■ SUPPLIED INFORMATION
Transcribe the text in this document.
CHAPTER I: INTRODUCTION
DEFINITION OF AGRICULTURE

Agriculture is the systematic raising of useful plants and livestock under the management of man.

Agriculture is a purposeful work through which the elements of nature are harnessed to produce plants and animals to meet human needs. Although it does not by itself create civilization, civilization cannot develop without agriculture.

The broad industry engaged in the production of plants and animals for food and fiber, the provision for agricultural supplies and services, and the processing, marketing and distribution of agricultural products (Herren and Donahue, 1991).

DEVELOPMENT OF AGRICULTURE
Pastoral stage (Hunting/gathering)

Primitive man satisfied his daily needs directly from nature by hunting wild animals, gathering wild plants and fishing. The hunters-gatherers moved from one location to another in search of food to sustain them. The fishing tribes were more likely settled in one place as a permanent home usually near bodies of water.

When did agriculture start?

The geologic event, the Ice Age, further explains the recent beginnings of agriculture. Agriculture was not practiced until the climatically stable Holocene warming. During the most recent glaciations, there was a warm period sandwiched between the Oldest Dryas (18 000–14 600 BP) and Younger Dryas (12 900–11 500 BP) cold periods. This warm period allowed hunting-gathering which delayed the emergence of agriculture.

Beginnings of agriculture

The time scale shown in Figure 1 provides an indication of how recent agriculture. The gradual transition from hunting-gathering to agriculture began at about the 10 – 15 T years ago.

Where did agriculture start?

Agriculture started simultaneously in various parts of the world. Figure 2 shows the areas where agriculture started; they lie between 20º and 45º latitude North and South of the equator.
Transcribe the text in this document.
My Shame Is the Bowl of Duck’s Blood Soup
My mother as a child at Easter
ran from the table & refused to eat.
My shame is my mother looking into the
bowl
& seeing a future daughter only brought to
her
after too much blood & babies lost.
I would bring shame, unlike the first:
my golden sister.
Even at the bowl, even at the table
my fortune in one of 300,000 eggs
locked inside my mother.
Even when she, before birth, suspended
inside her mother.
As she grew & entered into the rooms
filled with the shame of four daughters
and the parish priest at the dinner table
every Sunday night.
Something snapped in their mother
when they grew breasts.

■ OBJECTIVE
Consider the entries above and return each line with the string "gathering".

■ SOLVED PROBLEM
Pastoral stage (Hunting/gathering)
Primitive man satisfied his daily needs directly from nature by hunting wild animals, gathering wild plants and fishing. The hunters-gatherers moved from one location to another in search of food to sustain them. The fishing tribes were more likely settled in one place as a permanent home usually near bodies of water.
The geologic event, the Ice Age, further explains the recent beginnings of agriculture. Agriculture was not practiced until the climatically stable Holocene warming. During the most recent glaciations, there was a warm period sandwiched between the Oldest Dryas (18 000–14 600 BP) and Younger Dryas (12 900–11 500 BP) cold periods. This warm period allowed hunting-gathering which delayed the emergence of agriculture.
The time scale shown in Figure 1 provides an indication of how recent agriculture. The gradual transition from hunting-gathering to agriculture began at about the 10 – 15 T years ago.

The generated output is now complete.